--- Start of Given records ---
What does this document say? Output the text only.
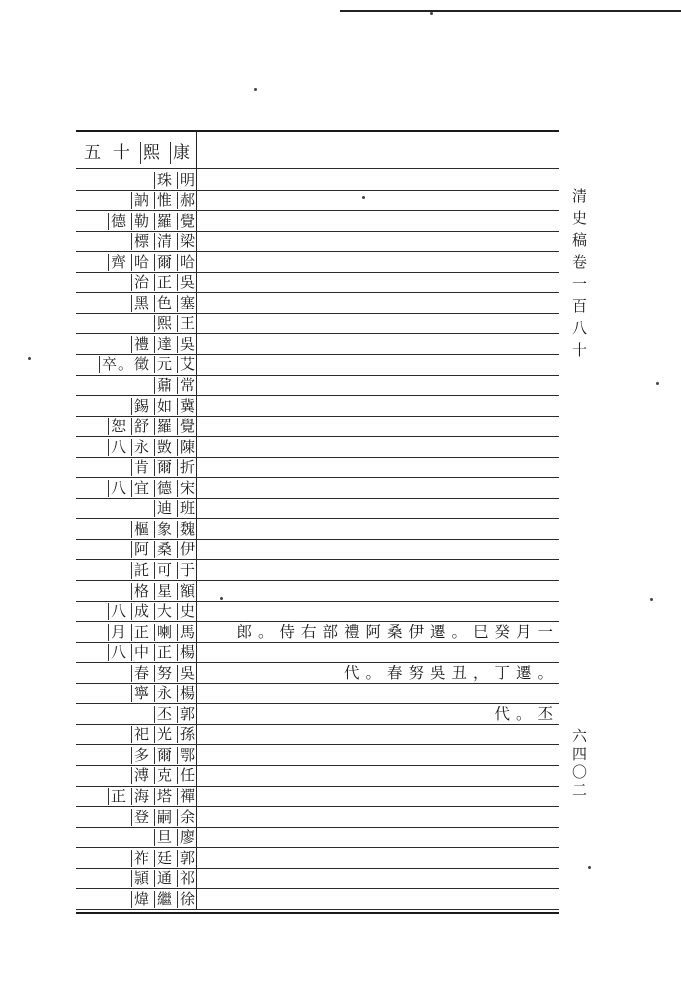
清史稿卷一百八十
六四〇二
五 十 熙 康
珠 明
訥 惟 郝
德 勒 羅 覺
標 清 梁
齊 哈 爾 哈
治 正 吳
黑 色 塞
熙 王
禮 達 吳
卒。徵 元 艾
鼐 常
錫 如 冀
恕 舒 羅 覺
八 永 敳 陳
肯 爾 折
八 宜 德 宋
迪 班
樞 象 魏
阿 桑 伊
託 可 于
格 星 額
八 成 大 史
月 正 喇 馬	郎。侍右部禮阿桑伊遷。巳癸月一
八 中 正 楊
春 努 吳	代。春努吳丑，丁遷。
寧 永 楊
丕 郭	代。丕
祀 光 孫
多 爾 鄂
溥 克 任
正 海 塔 禪
登 嗣 余
旦 廖
祚 廷 郭
頴 通 祁
煒 繼 徐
--- End of Given records ---
Copy the data character for character, but drop all pictures from the copy.

What does this document say? Output the text only.
清史稿卷一百八十
六四〇二
五 十 熙 康
珠 明
訥 惟 郝
德 勒 羅 覺
標 清 梁
齊 哈 爾 哈
治 正 吳
黑 色 塞
熙 王
禮 達 吳
卒。徵 元 艾
鼐 常
錫 如 冀
恕 舒 羅 覺
八 永 敳 陳
肯 爾 折
八 宜 德 宋
迪 班
樞 象 魏
阿 桑 伊
託 可 于
格 星 額
八 成 大 史
月 正 喇 馬	郎。侍右部禮阿桑伊遷。巳癸月一
八 中 正 楊
春 努 吳	代。春努吳丑，丁遷。
寧 永 楊
丕 郭	代。丕
祀 光 孫
多 爾 鄂
溥 克 任
正 海 塔 禪
登 嗣 余
旦 廖
祚 廷 郭
頴 通 祁
煒 繼 徐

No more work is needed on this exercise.